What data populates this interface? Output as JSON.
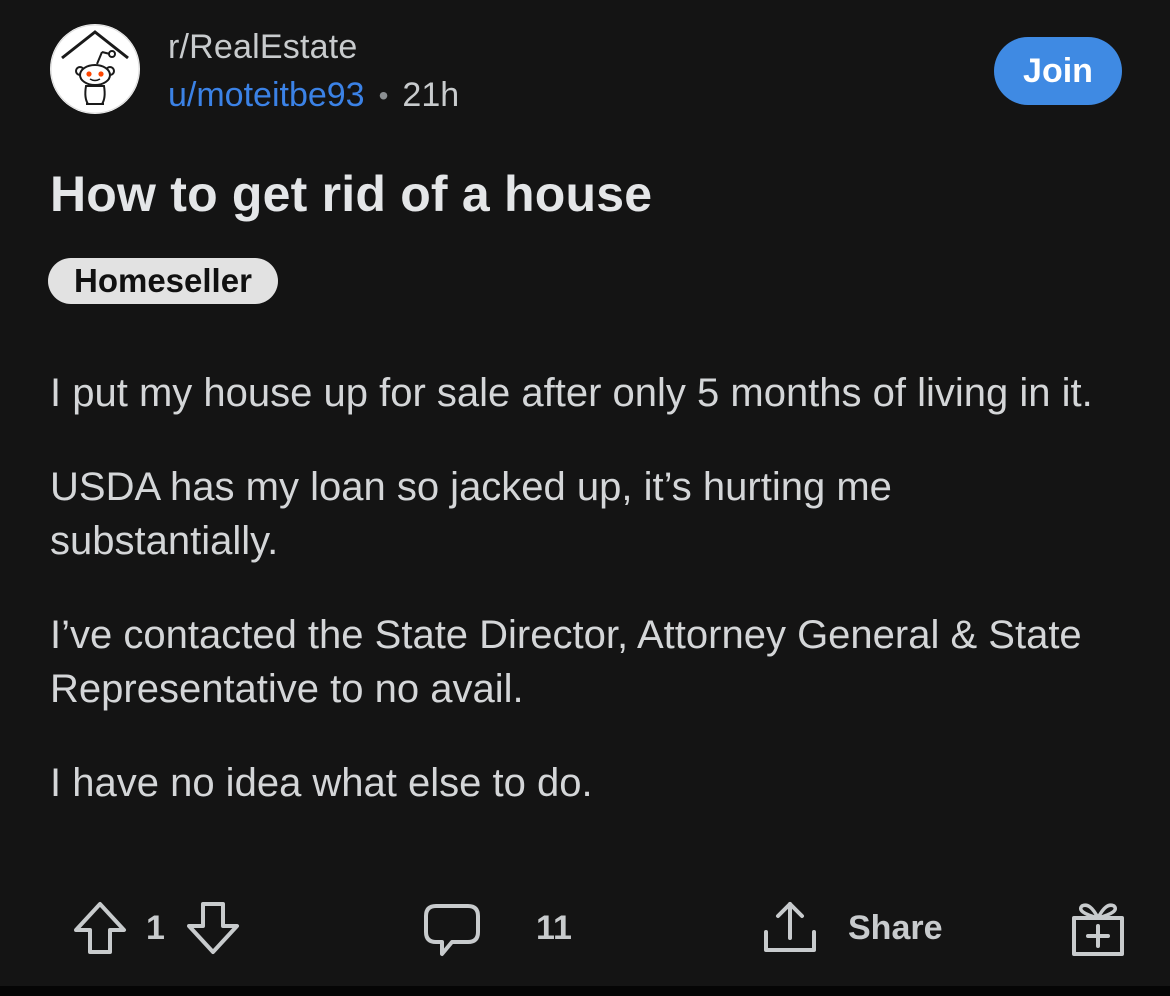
{
  "header": {
    "subreddit": "r/RealEstate",
    "username": "u/moteitbe93",
    "separator": "•",
    "age": "21h",
    "join_label": "Join",
    "avatar_icon": "reddit-snoo-icon"
  },
  "post": {
    "title": "How to get rid of a house",
    "flair": "Homeseller",
    "paragraphs": [
      "I put my house up for sale after only 5 months of living in it.",
      "USDA has my loan so jacked up, it’s hurting me substantially.",
      "I’ve contacted the State Director, Attorney General & State Representative to no avail.",
      "I have no idea what else to do."
    ]
  },
  "actions": {
    "upvote_icon": "upvote-arrow-icon",
    "vote_count": "1",
    "downvote_icon": "downvote-arrow-icon",
    "comment_icon": "comment-bubble-icon",
    "comment_count": "11",
    "share_icon": "share-icon",
    "share_label": "Share",
    "award_icon": "award-gift-icon"
  },
  "colors": {
    "background": "#141414",
    "username": "#3b82e6",
    "join_button": "#3f8ae3",
    "flair_bg": "#e2e2e2"
  }
}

▶ **CHALLENGE**: Look above for lines with the word "house" and copy them all.

▶ **EXERCISE OUTPUT**:
    "title": "How to get rid of a house",
      "I put my house up for sale after only 5 months of living in it.",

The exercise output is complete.